* Do this *
Which lines hold the word "tiện"? Copy each of them.

* Saved entries *
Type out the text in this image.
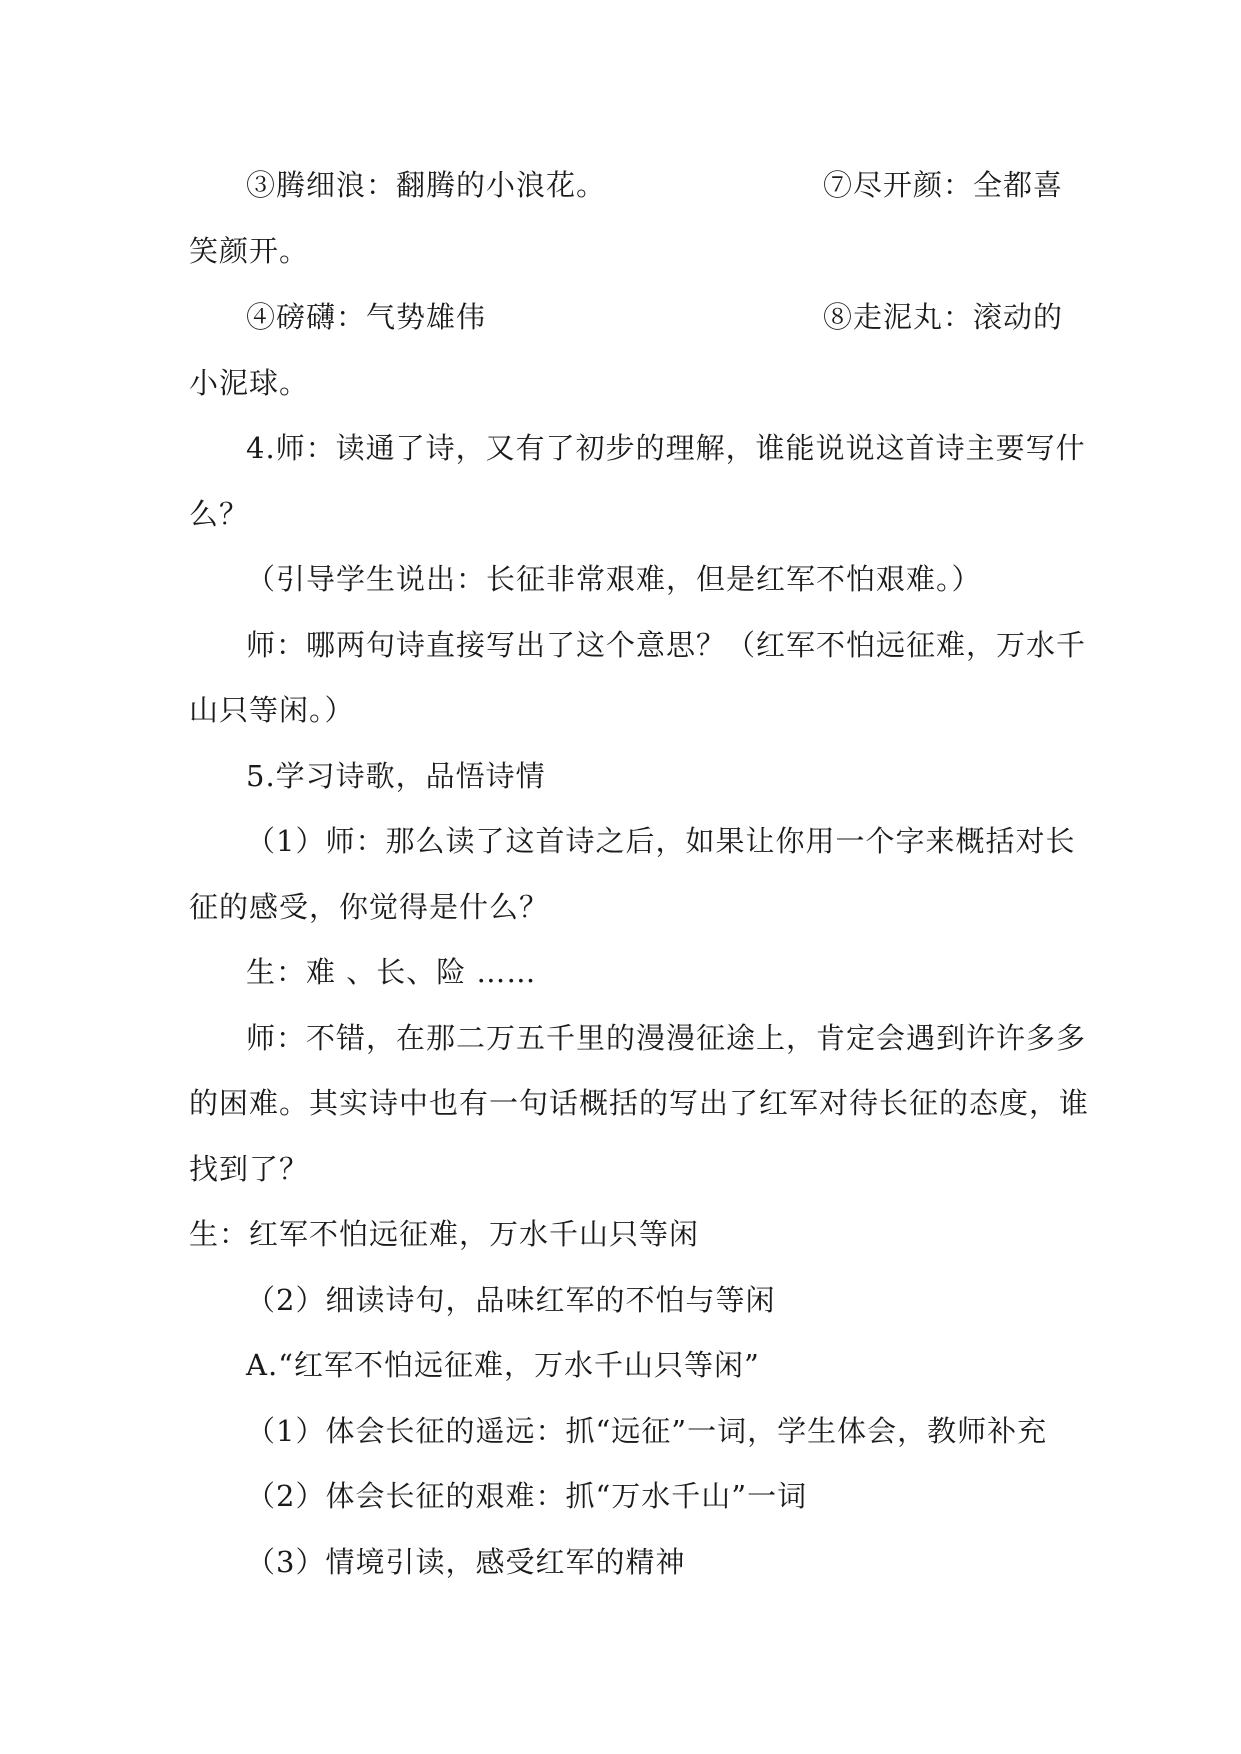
③腾细浪：翻腾的小浪花。	⑦尽开颜：全都喜
笑颜开。
④磅礴：气势雄伟	⑧走泥丸：滚动的
小泥球。
4.师：读通了诗，又有了初步的理解，谁能说说这首诗主要写什
么？
（引导学生说出：长征非常艰难，但是红军不怕艰难。）
师：哪两句诗直接写出了这个意思？（红军不怕远征难，万水千
山只等闲。）
5.学习诗歌，品悟诗情
（1）师：那么读了这首诗之后，如果让你用一个字来概括对长
征的感受，你觉得是什么？
生：难 、长、险 ……
师：不错，在那二万五千里的漫漫征途上，肯定会遇到许许多多
的困难。其实诗中也有一句话概括的写出了红军对待长征的态度，谁
找到了？
生：红军不怕远征难，万水千山只等闲
（2）细读诗句，品味红军的不怕与等闲
A.“红军不怕远征难，万水千山只等闲”
（1）体会长征的遥远：抓“远征”一词，学生体会，教师补充
（2）体会长征的艰难：抓“万水千山”一词
（3）情境引读，感受红军的精神
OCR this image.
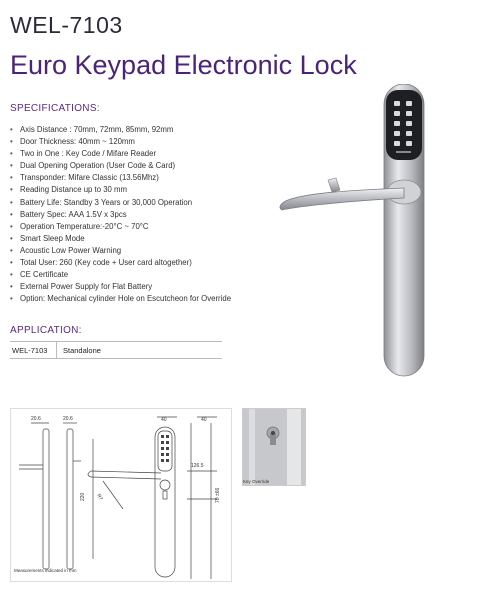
WEL-7103
Euro Keypad Electronic Lock
SPECIFICATIONS:
• Axis Distance : 70mm, 72mm, 85mm, 92mm
• Door Thickness: 40mm ~ 120mm
• Two in One : Key Code / Mifare Reader
• Dual Opening Operation (User Code & Card)
• Transponder: Mifare Classic (13.56Mhz)
• Reading Distance up to 30 mm
• Battery Life: Standby 3 Years or 30,000 Operation
• Battery Spec: AAA 1.5V x 3pcs
• Operation Temperature:-20°C ~ 70°C
• Smart Sleep Mode
• Acoustic Low Power Warning
• Total User: 260 (Key code + User card altogether)
• CE Certificate
• External Power Supply for Flat Battery
• Option: Mechanical cylinder Hole on Escutcheon for Override
APPLICATION:
WEL-7103	Standalone
20.6	20.6
220
40	40
126.5
R7	70 ±66
Measurements indicated in mm
Key Override
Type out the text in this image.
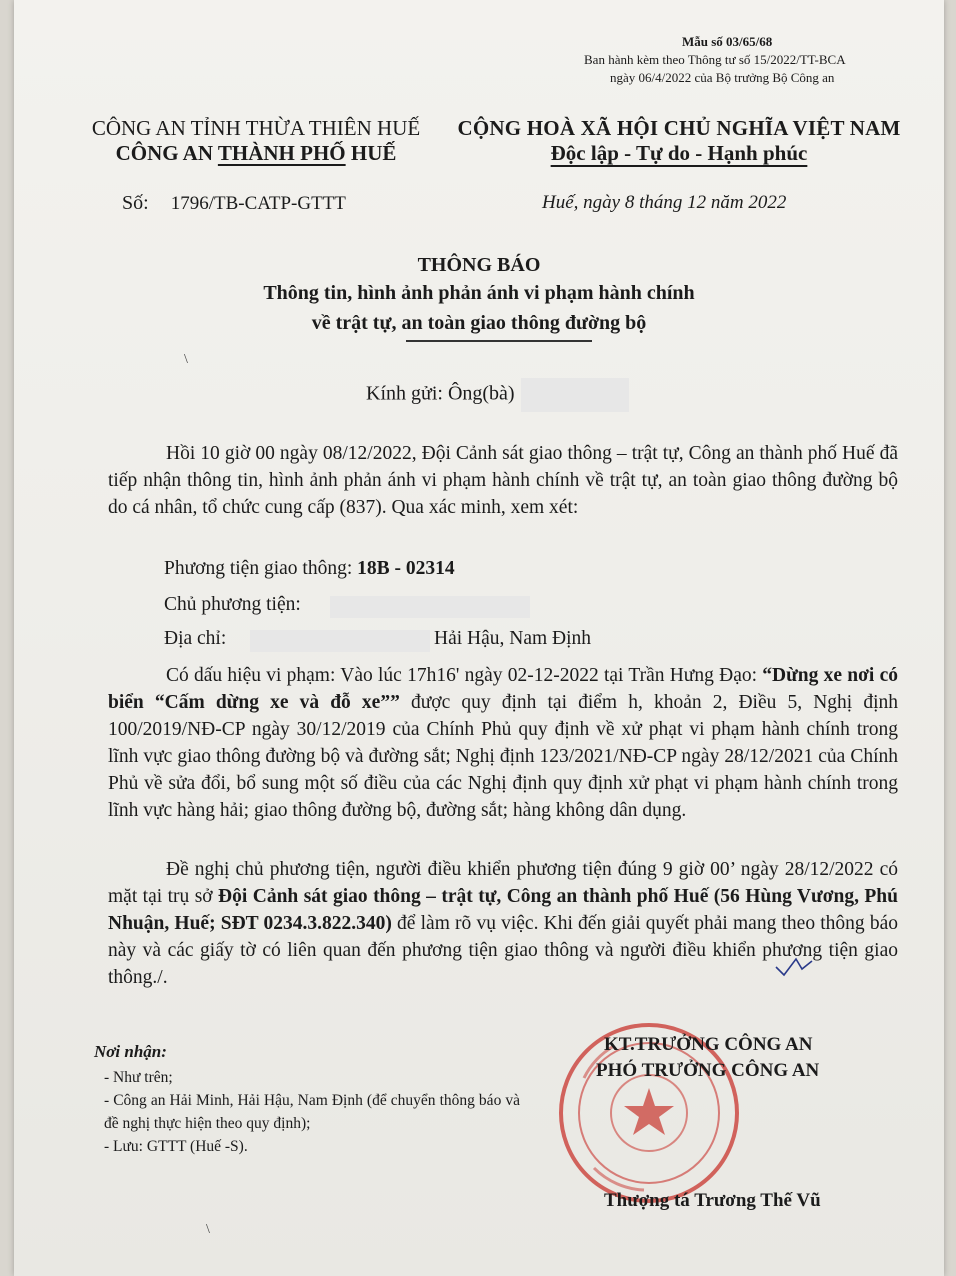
Mẫu số 03/65/68
Ban hành kèm theo Thông tư số 15/2022/TT-BCA
ngày 06/4/2022 của Bộ trưởng Bộ Công an
CÔNG AN TỈNH THỪA THIÊN HUẾ
CÔNG AN THÀNH PHỐ HUẾ
CỘNG HOÀ XÃ HỘI CHỦ NGHĨA VIỆT NAM
Độc lập - Tự do - Hạnh phúc
Số: 1796/TB-CATP-GTTT	Huế, ngày 8 tháng 12 năm 2022
THÔNG BÁO
Thông tin, hình ảnh phản ánh vi phạm hành chính
về trật tự, an toàn giao thông đường bộ
\
Kính gửi: Ông(bà)
Hồi 10 giờ 00 ngày 08/12/2022, Đội Cảnh sát giao thông – trật tự, Công an thành phố Huế đã tiếp nhận thông tin, hình ảnh phản ánh vi phạm hành chính về trật tự, an toàn giao thông đường bộ do cá nhân, tổ chức cung cấp (837). Qua xác minh, xem xét:
Phương tiện giao thông: 18B - 02314
Chủ phương tiện:
Địa chỉ:	Hải Hậu, Nam Định
Có dấu hiệu vi phạm: Vào lúc 17h16' ngày 02-12-2022 tại Trần Hưng Đạo: “Dừng xe nơi có biển “Cấm dừng xe và đỗ xe”” được quy định tại điểm h, khoản 2, Điều 5, Nghị định 100/2019/NĐ-CP ngày 30/12/2019 của Chính Phủ quy định về xử phạt vi phạm hành chính trong lĩnh vực giao thông đường bộ và đường sắt; Nghị định 123/2021/NĐ-CP ngày 28/12/2021 của Chính Phủ về sửa đổi, bổ sung một số điều của các Nghị định quy định xử phạt vi phạm hành chính trong lĩnh vực hàng hải; giao thông đường bộ, đường sắt; hàng không dân dụng.
Đề nghị chủ phương tiện, người điều khiển phương tiện đúng 9 giờ 00’ ngày 28/12/2022 có mặt tại trụ sở Đội Cảnh sát giao thông – trật tự, Công an thành phố Huế (56 Hùng Vương, Phú Nhuận, Huế; SĐT 0234.3.822.340) để làm rõ vụ việc. Khi đến giải quyết phải mang theo thông báo này và các giấy tờ có liên quan đến phương tiện giao thông và người điều khiển phương tiện giao thông./.
Nơi nhận:
- Như trên;
- Công an Hải Minh, Hải Hậu, Nam Định (để chuyển thông báo và đề nghị thực hiện theo quy định);
- Lưu: GTTT (Huế -S).
KT.TRƯỞNG CÔNG AN
PHÓ TRƯỞNG CÔNG AN
Thượng tá Trương Thế Vũ
\
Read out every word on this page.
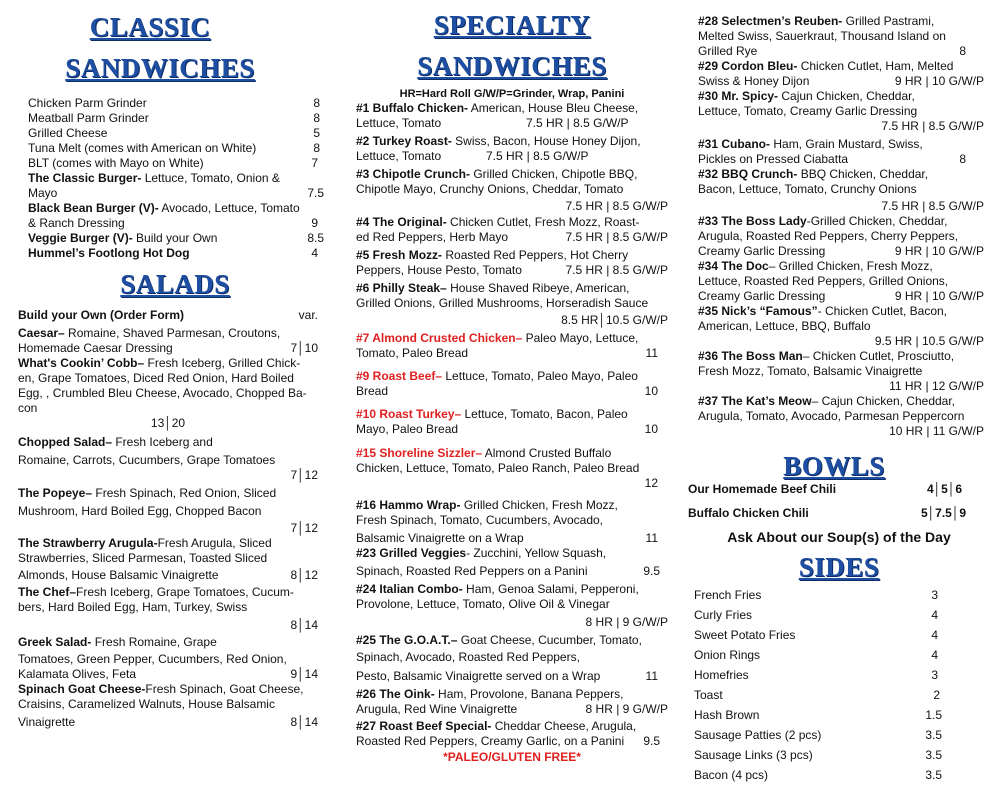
CLASSIC
SANDWICHES
Chicken Parm Grinder	8
Meatball Parm Grinder	8
Grilled Cheese	5
Tuna Melt (comes with American on White)	8
BLT (comes with Mayo on White)	7
The Classic Burger- Lettuce, Tomato, Onion &
Mayo	7.5
Black Bean Burger (V)- Avocado, Lettuce, Tomato
& Ranch Dressing	9
Veggie Burger (V)- Build your Own	8.5
Hummel’s Footlong Hot Dog	4
SALADS
Build your Own (Order Form)	var.
Caesar– Romaine, Shaved Parmesan, Croutons,
Homemade Caesar Dressing	7│10
What's Cookin’ Cobb– Fresh Iceberg, Grilled Chick-
en, Grape Tomatoes, Diced Red Onion, Hard Boiled
Egg, , Crumbled Bleu Cheese, Avocado, Chopped Ba-
con
13│20
Chopped Salad– Fresh Iceberg and
Romaine, Carrots, Cucumbers, Grape Tomatoes
7│12
The Popeye– Fresh Spinach, Red Onion, Sliced
Mushroom, Hard Boiled Egg, Chopped Bacon
7│12
The Strawberry Arugula-Fresh Arugula, Sliced
Strawberries, Sliced Parmesan, Toasted Sliced
Almonds, House Balsamic Vinaigrette	8│12
The Chef–Fresh Iceberg, Grape Tomatoes, Cucum-
bers, Hard Boiled Egg, Ham, Turkey, Swiss
8│14
Greek Salad- Fresh Romaine, Grape
Tomatoes, Green Pepper, Cucumbers, Red Onion,
Kalamata Olives, Feta	9│14
Spinach Goat Cheese-Fresh Spinach, Goat Cheese,
Craisins, Caramelized Walnuts, House Balsamic
Vinaigrette	8│14
SPECIALTY
SANDWICHES
HR=Hard Roll G/W/P=Grinder, Wrap, Panini
#1 Buffalo Chicken- American, House Bleu Cheese,
Lettuce, Tomato	7.5 HR | 8.5 G/W/P
#2 Turkey Roast- Swiss, Bacon, House Honey Dijon,
Lettuce, Tomato	7.5 HR | 8.5 G/W/P
#3 Chipotle Crunch- Grilled Chicken, Chipotle BBQ,
Chipotle Mayo, Crunchy Onions, Cheddar, Tomato
7.5 HR | 8.5 G/W/P
#4 The Original- Chicken Cutlet, Fresh Mozz, Roast-
ed Red Peppers, Herb Mayo	7.5 HR | 8.5 G/W/P
#5 Fresh Mozz- Roasted Red Peppers, Hot Cherry
Peppers, House Pesto, Tomato	7.5 HR | 8.5 G/W/P
#6 Philly Steak– House Shaved Ribeye, American,
Grilled Onions, Grilled Mushrooms, Horseradish Sauce
8.5 HR│10.5 G/W/P
#7 Almond Crusted Chicken– Paleo Mayo, Lettuce,
Tomato, Paleo Bread	11
#9 Roast Beef– Lettuce, Tomato, Paleo Mayo, Paleo
Bread	10
#10 Roast Turkey– Lettuce, Tomato, Bacon, Paleo
Mayo, Paleo Bread	10
#15 Shoreline Sizzler– Almond Crusted Buffalo
Chicken, Lettuce, Tomato, Paleo Ranch, Paleo Bread
12
#16 Hammo Wrap- Grilled Chicken, Fresh Mozz,
Fresh Spinach, Tomato, Cucumbers, Avocado,
Balsamic Vinaigrette on a Wrap	11
#23 Grilled Veggies- Zucchini, Yellow Squash,
Spinach, Roasted Red Peppers on a Panini	9.5
#24 Italian Combo- Ham, Genoa Salami, Pepperoni,
Provolone, Lettuce, Tomato, Olive Oil & Vinegar
8 HR | 9 G/W/P
#25 The G.O.A.T.– Goat Cheese, Cucumber, Tomato,
Spinach, Avocado, Roasted Red Peppers,
Pesto, Balsamic Vinaigrette served on a Wrap	11
#26 The Oink- Ham, Provolone, Banana Peppers,
Arugula, Red Wine Vinaigrette	8 HR | 9 G/W/P
#27 Roast Beef Special- Cheddar Cheese, Arugula,
Roasted Red Peppers, Creamy Garlic, on a Panini 9.5
*PALEO/GLUTEN FREE*
#28 Selectmen’s Reuben- Grilled Pastrami,
Melted Swiss, Sauerkraut, Thousand Island on
Grilled Rye	8
#29 Cordon Bleu- Chicken Cutlet, Ham, Melted
Swiss & Honey Dijon	9 HR | 10 G/W/P
#30 Mr. Spicy- Cajun Chicken, Cheddar,
Lettuce, Tomato, Creamy Garlic Dressing
7.5 HR | 8.5 G/W/P
#31 Cubano- Ham, Grain Mustard, Swiss,
Pickles on Pressed Ciabatta	8
#32 BBQ Crunch- BBQ Chicken, Cheddar,
Bacon, Lettuce, Tomato, Crunchy Onions
7.5 HR | 8.5 G/W/P
#33 The Boss Lady-Grilled Chicken, Cheddar,
Arugula, Roasted Red Peppers, Cherry Peppers,
Creamy Garlic Dressing	9 HR | 10 G/W/P
#34 The Doc– Grilled Chicken, Fresh Mozz,
Lettuce, Roasted Red Peppers, Grilled Onions,
Creamy Garlic Dressing	9 HR | 10 G/W/P
#35 Nick’s “Famous”- Chicken Cutlet, Bacon,
American, Lettuce, BBQ, Buffalo
9.5 HR | 10.5 G/W/P
#36 The Boss Man– Chicken Cutlet, Prosciutto,
Fresh Mozz, Tomato, Balsamic Vinaigrette
11 HR | 12 G/W/P
#37 The Kat’s Meow– Cajun Chicken, Cheddar,
Arugula, Tomato, Avocado, Parmesan Peppercorn
10 HR | 11 G/W/P
BOWLS
Our Homemade Beef Chili	4│5│6
Buffalo Chicken Chili	5│7.5│9
Ask About our Soup(s) of the Day
SIDES
French Fries	3
Curly Fries	4
Sweet Potato Fries	4
Onion Rings	4
Homefries	3
Toast	2
Hash Brown	1.5
Sausage Patties (2 pcs)	3.5
Sausage Links (3 pcs)	3.5
Bacon (4 pcs)	3.5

* Answer to the problem *
Phương tiện giao thông: 18B - 02314
Chủ phương tiện:
Đề nghị chủ phương tiện, người điều khiển phương tiện đúng 9 giờ 00’ ngày 28/12/2022 có mặt tại trụ sở Đội Cảnh sát giao thông – trật tự, Công an thành phố Huế (56 Hùng Vương, Phú Nhuận, Huế; SĐT 0234.3.822.340) để làm rõ vụ việc. Khi đến giải quyết phải mang theo thông báo này và các giấy tờ có liên quan đến phương tiện giao thông và người điều khiển phương tiện giao thông./.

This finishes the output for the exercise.